§ WHAT IS ASKED: Copy the data that follows, character for character, minus the pictures.

§ DATA EXTRACT:
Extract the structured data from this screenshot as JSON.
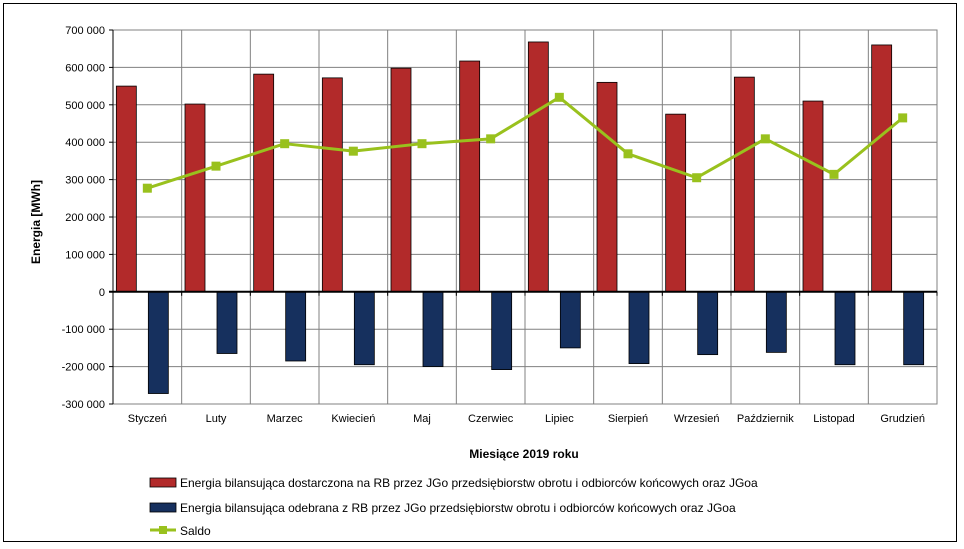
{
  "chart_data": {
    "type": "bar",
    "xlabel": "Miesiące 2019  roku",
    "ylabel": "Energia [MWh]",
    "ylim": [
      -300000,
      700000
    ],
    "yticks": [
      700000,
      600000,
      500000,
      400000,
      300000,
      200000,
      100000,
      0,
      -100000,
      -200000,
      -300000
    ],
    "ytick_labels": [
      "700 000",
      "600 000",
      "500 000",
      "400 000",
      "300 000",
      "200 000",
      "100 000",
      "0",
      "-100 000",
      "-200 000",
      "-300 000"
    ],
    "grid": true,
    "legend_position": "bottom",
    "categories": [
      "Styczeń",
      "Luty",
      "Marzec",
      "Kwiecień",
      "Maj",
      "Czerwiec",
      "Lipiec",
      "Sierpień",
      "Wrzesień",
      "Październik",
      "Listopad",
      "Grudzień"
    ],
    "series": [
      {
        "name": "Energia bilansująca dostarczona na RB przez JGo przedsiębiorstw obrotu i odbiorców końcowych oraz JGoa",
        "type": "bar",
        "color": "#b22a2a",
        "values": [
          550000,
          502000,
          582000,
          572000,
          598000,
          617000,
          668000,
          560000,
          475000,
          574000,
          510000,
          660000
        ]
      },
      {
        "name": "Energia bilansująca odebrana z RB przez JGo przedsiębiorstw obrotu i odbiorców końcowych oraz JGoa",
        "type": "bar",
        "color": "#16305e",
        "values": [
          -272000,
          -165000,
          -185000,
          -195000,
          -200000,
          -208000,
          -150000,
          -192000,
          -168000,
          -162000,
          -195000,
          -195000
        ]
      },
      {
        "name": "Saldo",
        "type": "line",
        "color": "#99c11d",
        "values": [
          277000,
          336000,
          396000,
          376000,
          396000,
          409000,
          520000,
          369000,
          305000,
          409000,
          314000,
          465000
        ]
      }
    ]
  }
}
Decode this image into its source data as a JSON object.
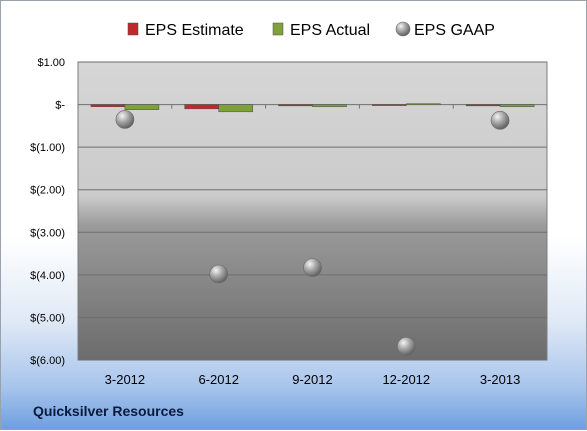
{
  "company": "Quicksilver Resources",
  "chart_data": {
    "type": "bar",
    "categories": [
      "3-2012",
      "6-2012",
      "9-2012",
      "12-2012",
      "3-2013"
    ],
    "series": [
      {
        "name": "EPS Estimate",
        "type": "bar",
        "color": "#c0282d",
        "values": [
          -0.05,
          -0.1,
          -0.03,
          -0.02,
          -0.03
        ]
      },
      {
        "name": "EPS Actual",
        "type": "bar",
        "color": "#7fa13a",
        "values": [
          -0.12,
          -0.17,
          -0.05,
          0.02,
          -0.05
        ]
      },
      {
        "name": "EPS GAAP",
        "type": "scatter",
        "color": "#9a9a9a",
        "values": [
          -0.35,
          -3.98,
          -3.83,
          -5.68,
          -0.37
        ]
      }
    ],
    "ylim": [
      -6,
      1
    ],
    "yticks": [
      1,
      0,
      -1,
      -2,
      -3,
      -4,
      -5,
      -6
    ],
    "ytick_labels": [
      "$1.00",
      "$-",
      "$(1.00)",
      "$(2.00)",
      "$(3.00)",
      "$(4.00)",
      "$(5.00)",
      "$(6.00)"
    ],
    "legend_position": "top",
    "grid": true
  }
}
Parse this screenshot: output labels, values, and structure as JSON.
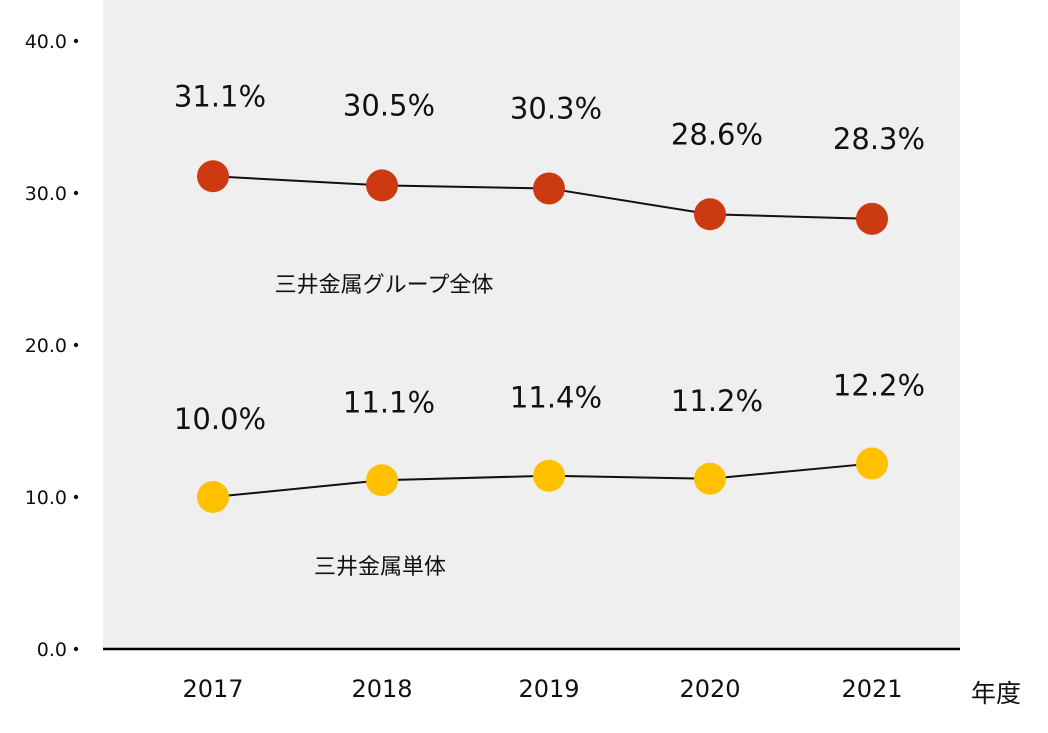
{
  "chart_data": {
    "type": "line",
    "categories": [
      "2017",
      "2018",
      "2019",
      "2020",
      "2021"
    ],
    "xlabel": "年度",
    "ylabel": "",
    "ylim": [
      0,
      40
    ],
    "yticks": [
      "0.0",
      "10.0",
      "20.0",
      "30.0",
      "40.0"
    ],
    "yticks_values": [
      0,
      10,
      20,
      30,
      40
    ],
    "grid": false,
    "plot_background": "#efefef",
    "series": [
      {
        "name": "三井金属グループ全体",
        "values": [
          31.1,
          30.5,
          30.3,
          28.6,
          28.3
        ],
        "labels": [
          "31.1%",
          "30.5%",
          "30.3%",
          "28.6%",
          "28.3%"
        ],
        "color": "#cc3a12"
      },
      {
        "name": "三井金属単体",
        "values": [
          10.0,
          11.1,
          11.4,
          11.2,
          12.2
        ],
        "labels": [
          "10.0%",
          "11.1%",
          "11.4%",
          "11.2%",
          "12.2%"
        ],
        "color": "#ffc000"
      }
    ]
  }
}
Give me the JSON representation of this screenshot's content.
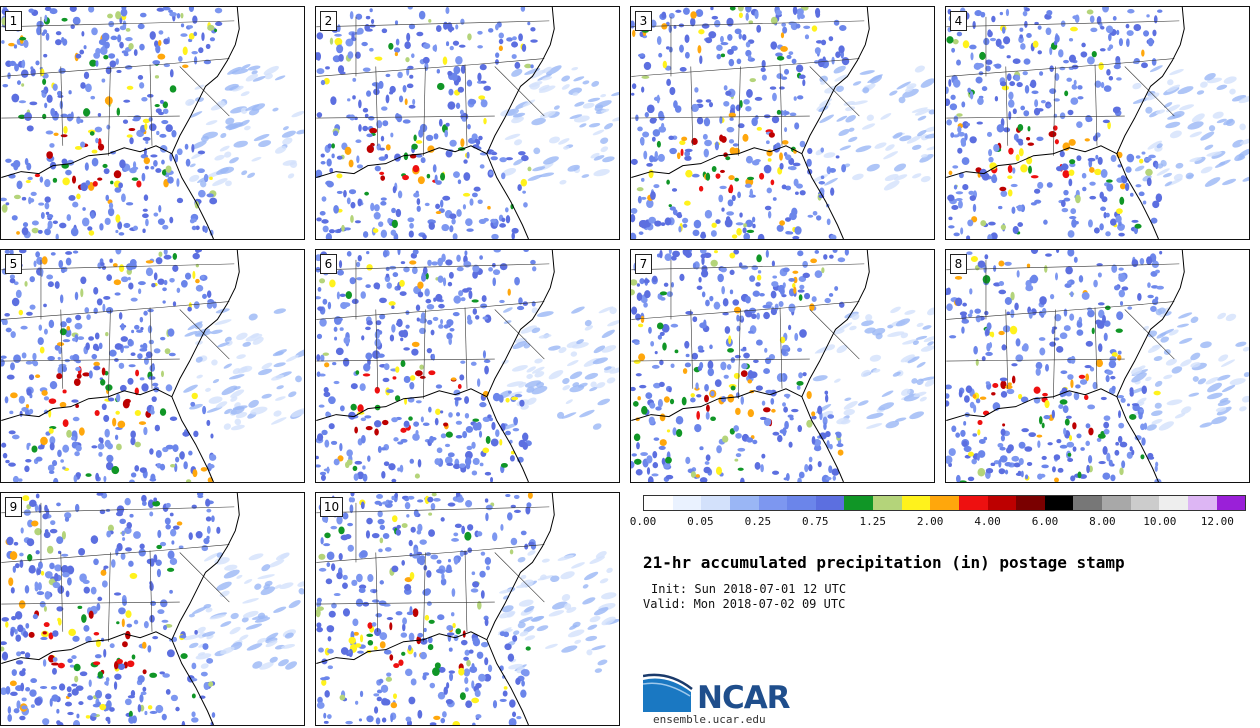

§ REPLY:
Extract the structured data from this screenshot as JSON.
{
  "chart_data": {
    "type": "bar",
    "xlabel": "Miesiące 2019  roku",
    "ylabel": "Energia [MWh]",
    "ylim": [
      -300000,
      700000
    ],
    "yticks": [
      700000,
      600000,
      500000,
      400000,
      300000,
      200000,
      100000,
      0,
      -100000,
      -200000,
      -300000
    ],
    "ytick_labels": [
      "700 000",
      "600 000",
      "500 000",
      "400 000",
      "300 000",
      "200 000",
      "100 000",
      "0",
      "-100 000",
      "-200 000",
      "-300 000"
    ],
    "grid": true,
    "legend_position": "bottom",
    "categories": [
      "Styczeń",
      "Luty",
      "Marzec",
      "Kwiecień",
      "Maj",
      "Czerwiec",
      "Lipiec",
      "Sierpień",
      "Wrzesień",
      "Październik",
      "Listopad",
      "Grudzień"
    ],
    "series": [
      {
        "name": "Energia bilansująca dostarczona na RB przez JGo przedsiębiorstw obrotu i odbiorców końcowych oraz JGoa",
        "type": "bar",
        "color": "#b22a2a",
        "values": [
          550000,
          502000,
          582000,
          572000,
          598000,
          617000,
          668000,
          560000,
          475000,
          574000,
          510000,
          660000
        ]
      },
      {
        "name": "Energia bilansująca odebrana z RB przez JGo przedsiębiorstw obrotu i odbiorców końcowych oraz JGoa",
        "type": "bar",
        "color": "#16305e",
        "values": [
          -272000,
          -165000,
          -185000,
          -195000,
          -200000,
          -208000,
          -150000,
          -192000,
          -168000,
          -162000,
          -195000,
          -195000
        ]
      },
      {
        "name": "Saldo",
        "type": "line",
        "color": "#99c11d",
        "values": [
          277000,
          336000,
          396000,
          376000,
          396000,
          409000,
          520000,
          369000,
          305000,
          409000,
          314000,
          465000
        ]
      }
    ]
  }
}
Decode this image into its source data as a JSON object.
{
  "company": "Quicksilver Resources",
  "chart_data": {
    "type": "bar",
    "categories": [
      "3-2012",
      "6-2012",
      "9-2012",
      "12-2012",
      "3-2013"
    ],
    "series": [
      {
        "name": "EPS Estimate",
        "type": "bar",
        "color": "#c0282d",
        "values": [
          -0.05,
          -0.1,
          -0.03,
          -0.02,
          -0.03
        ]
      },
      {
        "name": "EPS Actual",
        "type": "bar",
        "color": "#7fa13a",
        "values": [
          -0.12,
          -0.17,
          -0.05,
          0.02,
          -0.05
        ]
      },
      {
        "name": "EPS GAAP",
        "type": "scatter",
        "color": "#9a9a9a",
        "values": [
          -0.35,
          -3.98,
          -3.83,
          -5.68,
          -0.37
        ]
      }
    ],
    "ylim": [
      -6,
      1
    ],
    "yticks": [
      1,
      0,
      -1,
      -2,
      -3,
      -4,
      -5,
      -6
    ],
    "ytick_labels": [
      "$1.00",
      "$-",
      "$(1.00)",
      "$(2.00)",
      "$(3.00)",
      "$(4.00)",
      "$(5.00)",
      "$(6.00)"
    ],
    "legend_position": "top",
    "grid": true
  }
}
Parse this screenshot: output labels, values, and structure as JSON.
{
  "chart_data": {
    "type": "line",
    "categories": [
      "2017",
      "2018",
      "2019",
      "2020",
      "2021"
    ],
    "xlabel": "年度",
    "ylabel": "",
    "ylim": [
      0,
      40
    ],
    "yticks": [
      "0.0",
      "10.0",
      "20.0",
      "30.0",
      "40.0"
    ],
    "yticks_values": [
      0,
      10,
      20,
      30,
      40
    ],
    "grid": false,
    "plot_background": "#efefef",
    "series": [
      {
        "name": "三井金属グループ全体",
        "values": [
          31.1,
          30.5,
          30.3,
          28.6,
          28.3
        ],
        "labels": [
          "31.1%",
          "30.5%",
          "30.3%",
          "28.6%",
          "28.3%"
        ],
        "color": "#cc3a12"
      },
      {
        "name": "三井金属単体",
        "values": [
          10.0,
          11.1,
          11.4,
          11.2,
          12.2
        ],
        "labels": [
          "10.0%",
          "11.1%",
          "11.4%",
          "11.2%",
          "12.2%"
        ],
        "color": "#ffc000"
      }
    ]
  }
}
Give me the JSON representation of this screenshot's content.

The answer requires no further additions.